* **Listings of boxed layout items**
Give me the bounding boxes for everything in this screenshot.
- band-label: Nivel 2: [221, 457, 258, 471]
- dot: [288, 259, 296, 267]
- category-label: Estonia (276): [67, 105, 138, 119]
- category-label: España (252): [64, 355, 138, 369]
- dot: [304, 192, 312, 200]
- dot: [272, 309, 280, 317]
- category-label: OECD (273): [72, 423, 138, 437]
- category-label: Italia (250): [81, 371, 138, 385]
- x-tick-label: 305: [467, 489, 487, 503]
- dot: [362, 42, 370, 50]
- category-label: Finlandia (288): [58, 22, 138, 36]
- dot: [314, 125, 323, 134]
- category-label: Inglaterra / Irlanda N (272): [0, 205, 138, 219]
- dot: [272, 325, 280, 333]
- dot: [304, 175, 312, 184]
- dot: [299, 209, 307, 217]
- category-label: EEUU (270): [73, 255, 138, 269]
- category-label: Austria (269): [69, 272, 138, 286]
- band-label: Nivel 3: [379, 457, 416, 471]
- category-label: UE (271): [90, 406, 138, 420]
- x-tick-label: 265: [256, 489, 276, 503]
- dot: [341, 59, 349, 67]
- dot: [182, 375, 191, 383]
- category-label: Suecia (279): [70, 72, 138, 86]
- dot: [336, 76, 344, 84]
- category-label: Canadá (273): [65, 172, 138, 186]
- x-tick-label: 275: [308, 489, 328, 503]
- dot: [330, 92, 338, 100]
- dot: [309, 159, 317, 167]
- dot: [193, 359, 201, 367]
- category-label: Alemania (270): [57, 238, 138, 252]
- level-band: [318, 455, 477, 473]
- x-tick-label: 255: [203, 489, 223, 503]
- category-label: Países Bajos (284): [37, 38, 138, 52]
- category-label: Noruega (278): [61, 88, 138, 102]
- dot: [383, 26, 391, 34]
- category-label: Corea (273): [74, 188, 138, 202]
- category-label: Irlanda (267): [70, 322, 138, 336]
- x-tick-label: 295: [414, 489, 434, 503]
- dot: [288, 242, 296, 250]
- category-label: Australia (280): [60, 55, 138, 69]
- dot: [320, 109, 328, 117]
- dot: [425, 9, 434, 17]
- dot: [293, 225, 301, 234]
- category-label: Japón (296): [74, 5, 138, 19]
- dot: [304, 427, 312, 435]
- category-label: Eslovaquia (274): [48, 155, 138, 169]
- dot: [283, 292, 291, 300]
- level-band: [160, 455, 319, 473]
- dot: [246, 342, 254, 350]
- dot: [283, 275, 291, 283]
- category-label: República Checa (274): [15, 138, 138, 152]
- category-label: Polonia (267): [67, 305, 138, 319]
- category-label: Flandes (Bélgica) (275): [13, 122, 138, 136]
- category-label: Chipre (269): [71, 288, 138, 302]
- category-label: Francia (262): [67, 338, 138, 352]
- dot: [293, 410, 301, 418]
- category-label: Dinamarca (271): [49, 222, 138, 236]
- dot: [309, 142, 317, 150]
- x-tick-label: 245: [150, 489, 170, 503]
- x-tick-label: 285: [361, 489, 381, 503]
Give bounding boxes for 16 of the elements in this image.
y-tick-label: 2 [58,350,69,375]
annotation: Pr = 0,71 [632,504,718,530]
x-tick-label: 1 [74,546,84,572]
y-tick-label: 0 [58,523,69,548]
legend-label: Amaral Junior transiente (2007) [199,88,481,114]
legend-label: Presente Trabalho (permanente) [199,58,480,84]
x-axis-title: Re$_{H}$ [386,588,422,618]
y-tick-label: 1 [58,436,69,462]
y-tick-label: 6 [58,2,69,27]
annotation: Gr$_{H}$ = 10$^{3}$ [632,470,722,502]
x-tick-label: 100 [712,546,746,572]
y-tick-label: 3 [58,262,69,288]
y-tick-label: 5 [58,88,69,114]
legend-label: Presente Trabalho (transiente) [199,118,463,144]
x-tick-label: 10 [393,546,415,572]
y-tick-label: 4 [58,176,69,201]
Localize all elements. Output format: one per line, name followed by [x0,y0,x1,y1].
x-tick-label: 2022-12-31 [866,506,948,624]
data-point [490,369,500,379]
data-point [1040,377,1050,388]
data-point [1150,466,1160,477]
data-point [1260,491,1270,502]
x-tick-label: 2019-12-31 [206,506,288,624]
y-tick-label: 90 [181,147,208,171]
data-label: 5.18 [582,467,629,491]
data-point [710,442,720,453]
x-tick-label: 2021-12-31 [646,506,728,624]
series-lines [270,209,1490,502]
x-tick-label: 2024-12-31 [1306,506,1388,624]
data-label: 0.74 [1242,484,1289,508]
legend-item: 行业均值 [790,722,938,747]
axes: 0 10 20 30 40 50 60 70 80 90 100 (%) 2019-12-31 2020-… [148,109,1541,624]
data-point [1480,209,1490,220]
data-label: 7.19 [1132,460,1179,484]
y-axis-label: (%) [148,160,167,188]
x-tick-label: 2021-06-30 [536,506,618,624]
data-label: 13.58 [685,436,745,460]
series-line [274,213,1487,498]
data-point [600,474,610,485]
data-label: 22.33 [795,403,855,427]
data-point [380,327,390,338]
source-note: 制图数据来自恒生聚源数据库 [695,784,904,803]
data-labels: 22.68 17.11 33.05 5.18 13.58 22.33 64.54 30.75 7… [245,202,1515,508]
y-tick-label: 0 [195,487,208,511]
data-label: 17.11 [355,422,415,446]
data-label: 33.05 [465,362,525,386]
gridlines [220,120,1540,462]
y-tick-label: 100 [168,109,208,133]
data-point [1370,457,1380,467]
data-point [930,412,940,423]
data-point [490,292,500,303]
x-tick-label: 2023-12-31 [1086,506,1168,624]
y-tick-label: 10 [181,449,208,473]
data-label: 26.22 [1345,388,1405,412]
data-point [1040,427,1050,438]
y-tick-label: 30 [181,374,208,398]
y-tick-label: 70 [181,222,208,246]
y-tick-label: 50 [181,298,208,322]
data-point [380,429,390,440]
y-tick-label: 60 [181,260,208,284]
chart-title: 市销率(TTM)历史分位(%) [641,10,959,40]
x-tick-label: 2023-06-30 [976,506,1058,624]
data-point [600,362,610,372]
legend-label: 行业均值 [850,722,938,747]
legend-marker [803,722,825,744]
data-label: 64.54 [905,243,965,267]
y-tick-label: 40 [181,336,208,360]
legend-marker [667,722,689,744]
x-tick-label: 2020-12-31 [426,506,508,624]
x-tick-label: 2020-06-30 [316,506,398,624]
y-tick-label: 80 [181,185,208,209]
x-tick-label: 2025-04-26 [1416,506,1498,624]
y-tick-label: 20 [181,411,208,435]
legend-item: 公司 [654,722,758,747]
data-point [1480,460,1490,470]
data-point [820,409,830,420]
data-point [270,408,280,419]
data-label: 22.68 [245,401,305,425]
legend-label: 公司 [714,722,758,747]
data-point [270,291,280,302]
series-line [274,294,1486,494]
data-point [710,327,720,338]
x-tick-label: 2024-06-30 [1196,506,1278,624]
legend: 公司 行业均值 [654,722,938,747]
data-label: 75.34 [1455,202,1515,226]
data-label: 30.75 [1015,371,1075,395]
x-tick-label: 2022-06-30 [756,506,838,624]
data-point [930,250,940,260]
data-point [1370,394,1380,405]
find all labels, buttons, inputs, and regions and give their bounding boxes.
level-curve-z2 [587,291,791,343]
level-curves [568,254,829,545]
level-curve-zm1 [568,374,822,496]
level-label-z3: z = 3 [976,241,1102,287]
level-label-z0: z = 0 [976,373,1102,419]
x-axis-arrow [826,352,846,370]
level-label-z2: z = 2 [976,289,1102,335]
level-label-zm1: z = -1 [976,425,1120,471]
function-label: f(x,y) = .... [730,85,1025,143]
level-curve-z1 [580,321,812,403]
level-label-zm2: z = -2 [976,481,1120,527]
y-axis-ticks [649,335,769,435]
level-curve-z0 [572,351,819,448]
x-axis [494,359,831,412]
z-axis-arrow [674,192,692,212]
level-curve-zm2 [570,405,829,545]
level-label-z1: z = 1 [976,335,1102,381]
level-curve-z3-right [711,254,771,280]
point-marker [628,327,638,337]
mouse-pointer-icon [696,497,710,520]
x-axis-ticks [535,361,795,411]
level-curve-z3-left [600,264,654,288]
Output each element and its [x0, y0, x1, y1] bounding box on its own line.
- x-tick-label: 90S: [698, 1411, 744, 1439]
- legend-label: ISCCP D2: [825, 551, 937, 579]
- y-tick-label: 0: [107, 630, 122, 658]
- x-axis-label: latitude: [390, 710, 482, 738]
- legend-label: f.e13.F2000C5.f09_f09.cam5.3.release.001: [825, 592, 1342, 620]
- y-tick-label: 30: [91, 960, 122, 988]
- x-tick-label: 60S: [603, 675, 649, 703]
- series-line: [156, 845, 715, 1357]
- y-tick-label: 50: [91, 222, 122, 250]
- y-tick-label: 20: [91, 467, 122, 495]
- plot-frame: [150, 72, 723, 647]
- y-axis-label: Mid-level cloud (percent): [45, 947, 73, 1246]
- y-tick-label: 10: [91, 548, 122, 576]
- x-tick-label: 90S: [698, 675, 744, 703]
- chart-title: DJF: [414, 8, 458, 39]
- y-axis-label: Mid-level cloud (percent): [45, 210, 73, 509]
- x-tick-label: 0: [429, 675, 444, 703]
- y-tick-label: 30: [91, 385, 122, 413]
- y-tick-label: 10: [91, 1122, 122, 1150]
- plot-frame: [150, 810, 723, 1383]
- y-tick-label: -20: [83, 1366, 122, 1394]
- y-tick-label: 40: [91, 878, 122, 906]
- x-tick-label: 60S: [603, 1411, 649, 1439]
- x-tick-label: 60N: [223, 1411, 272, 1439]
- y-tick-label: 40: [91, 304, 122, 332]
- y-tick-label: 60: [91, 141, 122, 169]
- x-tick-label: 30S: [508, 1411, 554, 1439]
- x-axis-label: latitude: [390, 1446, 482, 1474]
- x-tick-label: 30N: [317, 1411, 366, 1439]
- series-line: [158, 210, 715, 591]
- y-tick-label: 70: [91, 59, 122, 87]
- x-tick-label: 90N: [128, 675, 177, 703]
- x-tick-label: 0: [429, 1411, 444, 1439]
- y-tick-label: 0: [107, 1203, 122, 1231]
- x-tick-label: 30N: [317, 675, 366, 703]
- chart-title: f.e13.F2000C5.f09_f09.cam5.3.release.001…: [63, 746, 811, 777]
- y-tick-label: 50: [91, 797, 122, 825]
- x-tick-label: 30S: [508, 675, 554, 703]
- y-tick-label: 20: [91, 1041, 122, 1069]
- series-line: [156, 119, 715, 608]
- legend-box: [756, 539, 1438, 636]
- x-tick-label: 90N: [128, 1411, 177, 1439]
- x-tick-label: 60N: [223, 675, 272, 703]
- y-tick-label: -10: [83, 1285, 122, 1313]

* **WORK TO BE COMPLETED**
Retype the lines from the start of the records through the line containing "- category-label: Japón", inclusive, with no changes.

* **OUTPUT OF THE TASK**
Give me the bounding boxes for everything in this screenshot.
- band-label: Nivel 2: [221, 457, 258, 471]
- dot: [288, 259, 296, 267]
- category-label: Estonia (276): [67, 105, 138, 119]
- category-label: España (252): [64, 355, 138, 369]
- dot: [304, 192, 312, 200]
- dot: [272, 309, 280, 317]
- category-label: OECD (273): [72, 423, 138, 437]
- category-label: Italia (250): [81, 371, 138, 385]
- x-tick-label: 305: [467, 489, 487, 503]
- dot: [362, 42, 370, 50]
- category-label: Finlandia (288): [58, 22, 138, 36]
- dot: [314, 125, 323, 134]
- category-label: Inglaterra / Irlanda N (272): [0, 205, 138, 219]
- dot: [272, 325, 280, 333]
- dot: [304, 175, 312, 184]
- dot: [299, 209, 307, 217]
- category-label: EEUU (270): [73, 255, 138, 269]
- category-label: Austria (269): [69, 272, 138, 286]
- band-label: Nivel 3: [379, 457, 416, 471]
- category-label: UE (271): [90, 406, 138, 420]
- x-tick-label: 265: [256, 489, 276, 503]
- dot: [341, 59, 349, 67]
- dot: [182, 375, 191, 383]
- category-label: Suecia (279): [70, 72, 138, 86]
- dot: [336, 76, 344, 84]
- category-label: Canadá (273): [65, 172, 138, 186]
- x-tick-label: 275: [308, 489, 328, 503]
- dot: [330, 92, 338, 100]
- dot: [309, 159, 317, 167]
- dot: [193, 359, 201, 367]
- category-label: Alemania (270): [57, 238, 138, 252]
- level-band: [318, 455, 477, 473]
- x-tick-label: 255: [203, 489, 223, 503]
- category-label: Países Bajos (284): [37, 38, 138, 52]
- category-label: Noruega (278): [61, 88, 138, 102]
- dot: [383, 26, 391, 34]
- category-label: Corea (273): [74, 188, 138, 202]
- category-label: Irlanda (267): [70, 322, 138, 336]
- x-tick-label: 295: [414, 489, 434, 503]
- dot: [288, 242, 296, 250]
- category-label: Australia (280): [60, 55, 138, 69]
- dot: [320, 109, 328, 117]
- dot: [425, 9, 434, 17]
- dot: [293, 225, 301, 234]
- category-label: Japón (296): [74, 5, 138, 19]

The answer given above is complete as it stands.